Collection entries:
++++

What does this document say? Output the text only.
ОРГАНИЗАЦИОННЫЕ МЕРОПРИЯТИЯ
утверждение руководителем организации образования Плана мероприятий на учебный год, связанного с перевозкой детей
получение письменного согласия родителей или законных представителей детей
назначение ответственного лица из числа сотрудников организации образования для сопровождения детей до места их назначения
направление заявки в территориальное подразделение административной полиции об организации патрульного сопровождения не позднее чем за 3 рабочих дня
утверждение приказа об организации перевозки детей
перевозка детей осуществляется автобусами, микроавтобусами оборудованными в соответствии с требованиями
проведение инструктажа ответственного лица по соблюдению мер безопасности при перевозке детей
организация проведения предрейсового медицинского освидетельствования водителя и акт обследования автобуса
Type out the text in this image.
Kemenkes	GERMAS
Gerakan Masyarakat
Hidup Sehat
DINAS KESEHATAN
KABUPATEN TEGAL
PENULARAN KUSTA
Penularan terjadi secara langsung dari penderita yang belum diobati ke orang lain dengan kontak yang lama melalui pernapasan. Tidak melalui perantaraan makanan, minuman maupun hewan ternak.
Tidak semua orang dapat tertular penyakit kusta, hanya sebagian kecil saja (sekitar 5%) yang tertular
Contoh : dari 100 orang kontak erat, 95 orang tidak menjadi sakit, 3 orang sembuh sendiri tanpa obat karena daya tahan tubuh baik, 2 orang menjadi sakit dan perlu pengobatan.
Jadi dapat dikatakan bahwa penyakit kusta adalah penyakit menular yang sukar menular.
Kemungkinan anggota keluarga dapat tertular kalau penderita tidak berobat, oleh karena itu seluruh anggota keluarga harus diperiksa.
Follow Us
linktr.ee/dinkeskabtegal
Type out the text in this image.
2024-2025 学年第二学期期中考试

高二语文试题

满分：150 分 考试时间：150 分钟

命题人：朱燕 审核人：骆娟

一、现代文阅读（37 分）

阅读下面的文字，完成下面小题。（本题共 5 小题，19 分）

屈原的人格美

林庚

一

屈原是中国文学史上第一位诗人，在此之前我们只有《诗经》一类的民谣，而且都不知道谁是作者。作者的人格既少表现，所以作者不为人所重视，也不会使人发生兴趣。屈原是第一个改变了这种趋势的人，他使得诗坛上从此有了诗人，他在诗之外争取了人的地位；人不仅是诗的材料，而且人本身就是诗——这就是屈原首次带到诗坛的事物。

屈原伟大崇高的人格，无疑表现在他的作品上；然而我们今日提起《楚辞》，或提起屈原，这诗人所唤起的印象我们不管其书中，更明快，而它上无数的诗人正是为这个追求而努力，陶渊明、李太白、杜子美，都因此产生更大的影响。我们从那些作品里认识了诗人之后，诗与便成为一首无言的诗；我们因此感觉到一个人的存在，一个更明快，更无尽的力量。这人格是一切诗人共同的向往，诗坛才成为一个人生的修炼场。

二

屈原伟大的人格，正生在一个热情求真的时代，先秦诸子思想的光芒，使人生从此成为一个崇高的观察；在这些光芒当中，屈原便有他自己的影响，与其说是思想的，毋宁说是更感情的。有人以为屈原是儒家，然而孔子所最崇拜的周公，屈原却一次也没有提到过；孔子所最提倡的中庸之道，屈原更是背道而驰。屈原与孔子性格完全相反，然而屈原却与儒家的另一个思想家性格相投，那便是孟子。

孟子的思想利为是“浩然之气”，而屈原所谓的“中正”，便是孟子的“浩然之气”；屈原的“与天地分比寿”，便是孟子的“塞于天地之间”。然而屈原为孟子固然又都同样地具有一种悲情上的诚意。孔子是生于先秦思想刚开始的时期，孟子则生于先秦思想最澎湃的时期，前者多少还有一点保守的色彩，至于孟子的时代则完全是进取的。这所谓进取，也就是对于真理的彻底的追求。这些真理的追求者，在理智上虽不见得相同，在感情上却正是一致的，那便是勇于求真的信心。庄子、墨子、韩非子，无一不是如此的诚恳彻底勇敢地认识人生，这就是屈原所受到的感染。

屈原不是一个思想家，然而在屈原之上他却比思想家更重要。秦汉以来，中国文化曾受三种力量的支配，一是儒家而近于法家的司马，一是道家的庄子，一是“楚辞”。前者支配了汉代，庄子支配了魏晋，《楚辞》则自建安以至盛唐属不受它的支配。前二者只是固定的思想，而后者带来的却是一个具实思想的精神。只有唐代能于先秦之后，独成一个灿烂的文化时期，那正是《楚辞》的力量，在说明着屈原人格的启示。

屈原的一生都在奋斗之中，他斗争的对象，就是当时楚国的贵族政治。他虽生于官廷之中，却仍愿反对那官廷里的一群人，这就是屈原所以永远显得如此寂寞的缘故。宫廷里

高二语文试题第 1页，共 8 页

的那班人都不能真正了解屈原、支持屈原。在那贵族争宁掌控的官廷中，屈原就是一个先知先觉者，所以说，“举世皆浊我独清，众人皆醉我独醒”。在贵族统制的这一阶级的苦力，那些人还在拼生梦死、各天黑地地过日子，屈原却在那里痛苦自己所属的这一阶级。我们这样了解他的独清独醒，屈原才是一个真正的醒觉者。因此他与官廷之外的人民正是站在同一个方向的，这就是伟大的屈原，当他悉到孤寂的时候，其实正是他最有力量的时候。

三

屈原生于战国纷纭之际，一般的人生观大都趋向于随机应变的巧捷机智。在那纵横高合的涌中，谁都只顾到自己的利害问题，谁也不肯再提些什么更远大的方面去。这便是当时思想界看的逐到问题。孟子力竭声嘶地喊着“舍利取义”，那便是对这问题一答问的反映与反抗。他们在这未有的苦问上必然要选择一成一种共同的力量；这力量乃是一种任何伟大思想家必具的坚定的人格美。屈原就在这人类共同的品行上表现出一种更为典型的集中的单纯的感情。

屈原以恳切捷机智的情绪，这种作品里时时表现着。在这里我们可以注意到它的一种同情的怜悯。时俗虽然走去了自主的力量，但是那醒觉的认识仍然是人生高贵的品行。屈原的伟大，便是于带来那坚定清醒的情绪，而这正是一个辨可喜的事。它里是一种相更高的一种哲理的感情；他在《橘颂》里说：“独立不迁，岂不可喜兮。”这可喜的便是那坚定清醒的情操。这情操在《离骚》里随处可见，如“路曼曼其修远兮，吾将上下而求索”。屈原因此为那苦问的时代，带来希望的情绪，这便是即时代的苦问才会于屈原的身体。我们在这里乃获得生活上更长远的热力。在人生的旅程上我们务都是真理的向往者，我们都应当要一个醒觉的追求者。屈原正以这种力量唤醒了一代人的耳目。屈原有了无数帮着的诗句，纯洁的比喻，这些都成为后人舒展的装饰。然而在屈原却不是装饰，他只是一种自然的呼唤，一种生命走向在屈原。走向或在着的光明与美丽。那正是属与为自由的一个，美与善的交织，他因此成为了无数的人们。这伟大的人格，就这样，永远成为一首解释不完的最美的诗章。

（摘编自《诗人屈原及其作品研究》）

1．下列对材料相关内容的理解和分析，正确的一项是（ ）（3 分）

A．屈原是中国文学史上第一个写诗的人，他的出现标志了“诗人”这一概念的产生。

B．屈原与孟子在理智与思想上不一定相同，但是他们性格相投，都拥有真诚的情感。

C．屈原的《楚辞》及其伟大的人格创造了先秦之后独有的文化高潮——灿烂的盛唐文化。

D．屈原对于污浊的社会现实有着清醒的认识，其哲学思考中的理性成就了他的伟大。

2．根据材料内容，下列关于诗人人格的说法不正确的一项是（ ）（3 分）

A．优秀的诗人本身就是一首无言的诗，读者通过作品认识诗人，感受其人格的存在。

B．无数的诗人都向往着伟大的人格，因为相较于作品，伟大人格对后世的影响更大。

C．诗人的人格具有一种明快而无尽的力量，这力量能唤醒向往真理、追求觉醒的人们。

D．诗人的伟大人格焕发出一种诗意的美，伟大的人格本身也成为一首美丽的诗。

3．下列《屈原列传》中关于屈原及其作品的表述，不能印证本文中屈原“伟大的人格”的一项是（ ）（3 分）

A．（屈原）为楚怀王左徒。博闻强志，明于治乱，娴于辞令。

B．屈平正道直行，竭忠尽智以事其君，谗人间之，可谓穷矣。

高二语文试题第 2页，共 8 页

++++

Spot every line that holds "сопровождения" and copy it.

**RESPONSE TO THIS EXERCISE**
назначение ответственного лица из числа сотрудников организации образования для сопровождения детей до места их назначения
направление заявки в территориальное подразделение административной полиции об организации патрульного сопровождения не позднее чем за 3 рабочих дня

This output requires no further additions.